*PROBLEM TO SOLVE*. Would you repeat the listing exactly but omit every picture?

*DATA IN THIS EXERCISE*.
----------
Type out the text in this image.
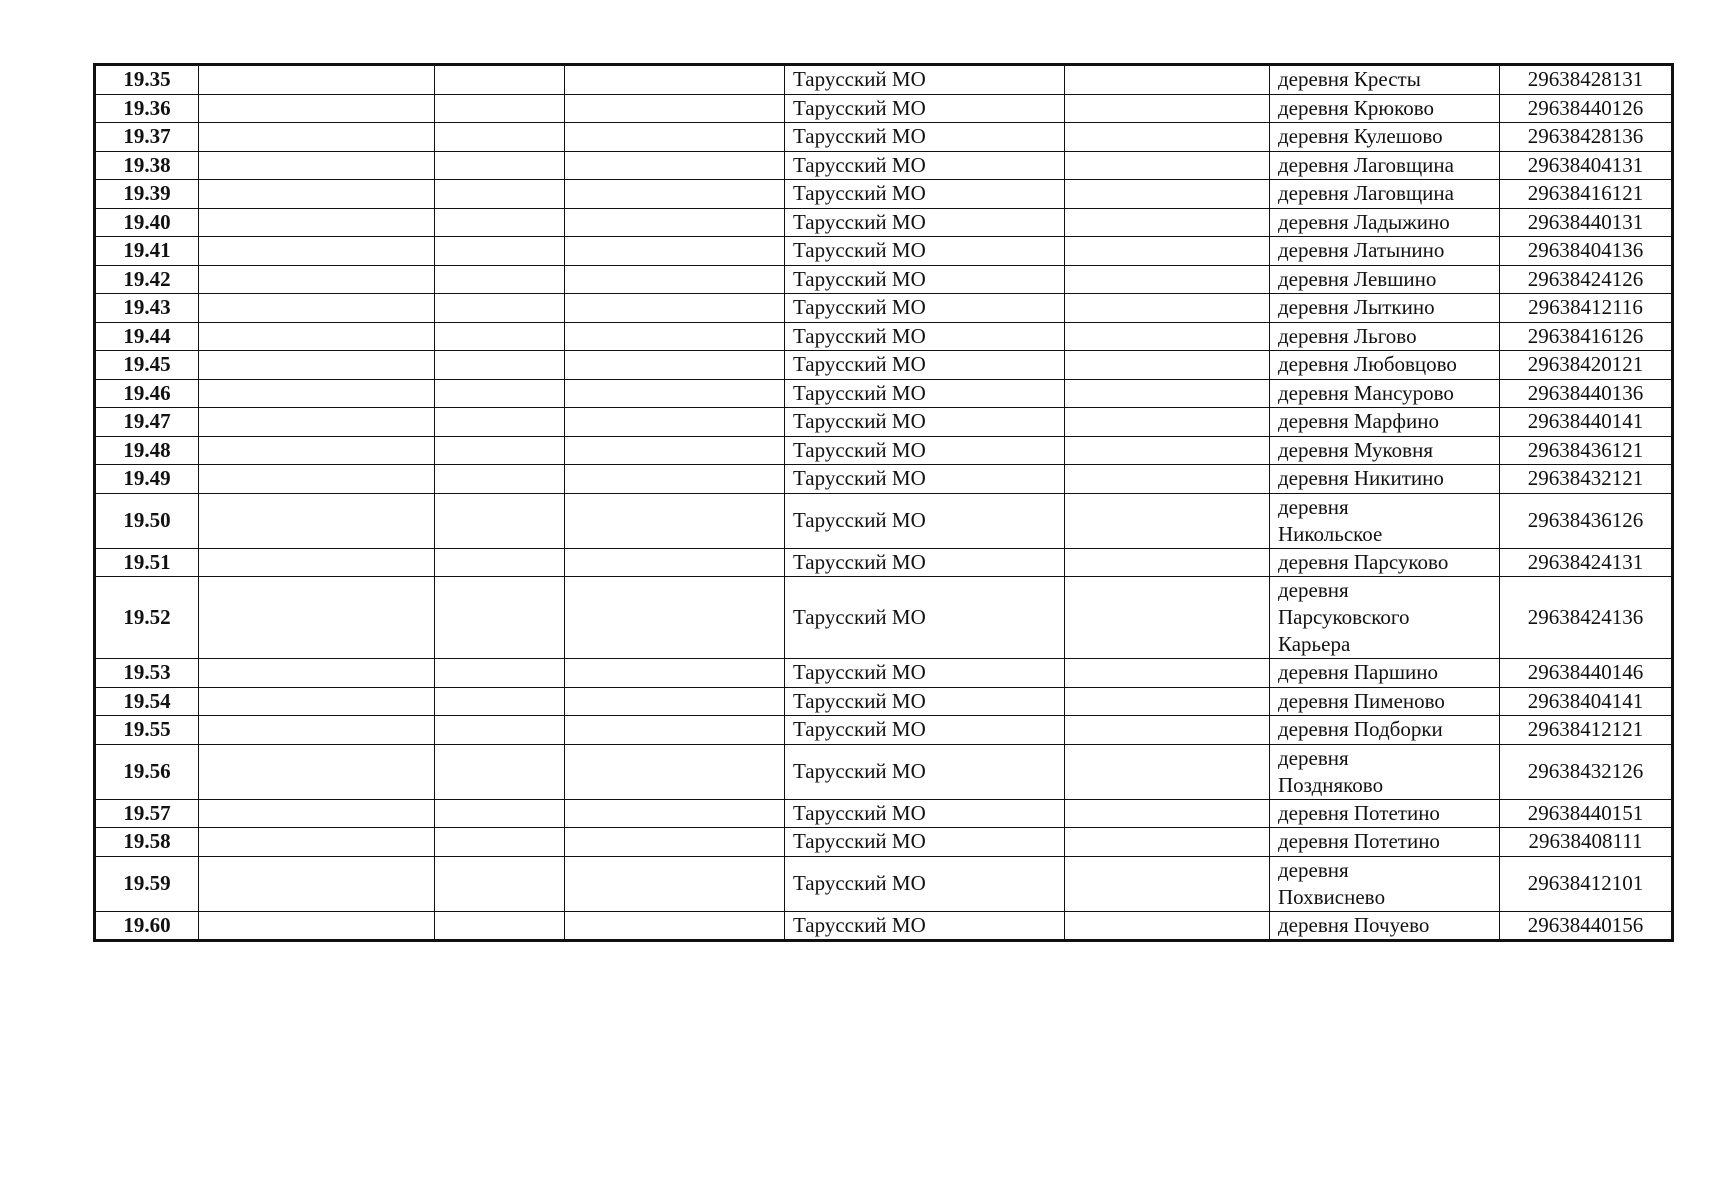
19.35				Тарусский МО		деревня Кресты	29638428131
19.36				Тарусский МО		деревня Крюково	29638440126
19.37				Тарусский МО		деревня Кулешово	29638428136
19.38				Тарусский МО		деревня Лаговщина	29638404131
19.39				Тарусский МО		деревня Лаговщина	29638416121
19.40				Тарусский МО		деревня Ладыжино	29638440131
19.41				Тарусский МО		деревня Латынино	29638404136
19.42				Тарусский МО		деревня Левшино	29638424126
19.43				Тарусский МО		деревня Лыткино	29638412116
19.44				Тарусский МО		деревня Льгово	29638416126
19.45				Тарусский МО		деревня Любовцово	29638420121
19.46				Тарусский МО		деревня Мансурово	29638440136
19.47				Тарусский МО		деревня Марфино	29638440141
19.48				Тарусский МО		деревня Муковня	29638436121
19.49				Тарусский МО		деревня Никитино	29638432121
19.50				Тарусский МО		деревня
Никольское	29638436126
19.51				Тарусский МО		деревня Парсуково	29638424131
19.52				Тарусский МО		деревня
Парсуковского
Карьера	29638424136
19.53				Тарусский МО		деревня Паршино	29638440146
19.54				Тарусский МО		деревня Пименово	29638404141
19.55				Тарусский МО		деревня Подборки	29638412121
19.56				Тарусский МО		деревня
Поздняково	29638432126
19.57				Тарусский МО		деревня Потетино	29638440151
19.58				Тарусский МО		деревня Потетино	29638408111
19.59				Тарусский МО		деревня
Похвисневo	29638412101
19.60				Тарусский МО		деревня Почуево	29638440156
----------
*EXPECTED OUTPUT*.
Type out the text in this image.
19.35				Тарусский МО		деревня Кресты	29638428131
19.36				Тарусский МО		деревня Крюково	29638440126
19.37				Тарусский МО		деревня Кулешово	29638428136
19.38				Тарусский МО		деревня Лаговщина	29638404131
19.39				Тарусский МО		деревня Лаговщина	29638416121
19.40				Тарусский МО		деревня Ладыжино	29638440131
19.41				Тарусский МО		деревня Латынино	29638404136
19.42				Тарусский МО		деревня Левшино	29638424126
19.43				Тарусский МО		деревня Лыткино	29638412116
19.44				Тарусский МО		деревня Льгово	29638416126
19.45				Тарусский МО		деревня Любовцово	29638420121
19.46				Тарусский МО		деревня Мансурово	29638440136
19.47				Тарусский МО		деревня Марфино	29638440141
19.48				Тарусский МО		деревня Муковня	29638436121
19.49				Тарусский МО		деревня Никитино	29638432121
19.50				Тарусский МО		деревня
Никольское	29638436126
19.51				Тарусский МО		деревня Парсуково	29638424131
19.52				Тарусский МО		деревня
Парсуковского
Карьера	29638424136
19.53				Тарусский МО		деревня Паршино	29638440146
19.54				Тарусский МО		деревня Пименово	29638404141
19.55				Тарусский МО		деревня Подборки	29638412121
19.56				Тарусский МО		деревня
Поздняково	29638432126
19.57				Тарусский МО		деревня Потетино	29638440151
19.58				Тарусский МО		деревня Потетино	29638408111
19.59				Тарусский МО		деревня
Похвисневo	29638412101
19.60				Тарусский МО		деревня Почуево	29638440156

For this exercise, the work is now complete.